> **DIRECTIONS**
Copy every line of the records below where the word "title" occurs.
***** WORKING DATA
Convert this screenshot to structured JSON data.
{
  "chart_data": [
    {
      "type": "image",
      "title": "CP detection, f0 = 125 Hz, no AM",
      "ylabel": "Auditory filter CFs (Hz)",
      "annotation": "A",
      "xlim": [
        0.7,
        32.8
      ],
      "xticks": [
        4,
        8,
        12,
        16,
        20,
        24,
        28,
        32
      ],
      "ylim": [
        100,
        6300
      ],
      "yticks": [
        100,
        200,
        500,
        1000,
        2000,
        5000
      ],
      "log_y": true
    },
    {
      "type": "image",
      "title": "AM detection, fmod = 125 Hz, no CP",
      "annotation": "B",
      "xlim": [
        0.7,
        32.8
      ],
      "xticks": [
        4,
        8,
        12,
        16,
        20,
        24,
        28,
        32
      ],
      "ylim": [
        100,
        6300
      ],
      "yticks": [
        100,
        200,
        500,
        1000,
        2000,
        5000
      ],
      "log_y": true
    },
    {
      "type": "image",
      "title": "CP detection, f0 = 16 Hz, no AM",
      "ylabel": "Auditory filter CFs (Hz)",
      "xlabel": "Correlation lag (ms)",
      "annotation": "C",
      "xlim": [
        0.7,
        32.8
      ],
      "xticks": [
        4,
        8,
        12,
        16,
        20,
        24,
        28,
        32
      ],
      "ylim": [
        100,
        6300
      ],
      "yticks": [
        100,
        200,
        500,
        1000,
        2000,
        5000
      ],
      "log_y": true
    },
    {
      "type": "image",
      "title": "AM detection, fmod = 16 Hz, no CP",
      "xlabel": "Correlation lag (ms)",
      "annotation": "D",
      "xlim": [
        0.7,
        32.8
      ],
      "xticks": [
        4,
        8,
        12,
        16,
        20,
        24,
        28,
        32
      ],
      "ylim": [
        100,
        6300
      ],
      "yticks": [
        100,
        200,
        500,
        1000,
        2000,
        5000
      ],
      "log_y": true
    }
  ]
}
**********
> **WORKED ANSWER**
      "title": "CP detection, f0 = 125 Hz, no AM",
      "title": "AM detection, fmod = 125 Hz, no CP",
      "title": "CP detection, f0 = 16 Hz, no AM",
      "title": "AM detection, fmod = 16 Hz, no CP",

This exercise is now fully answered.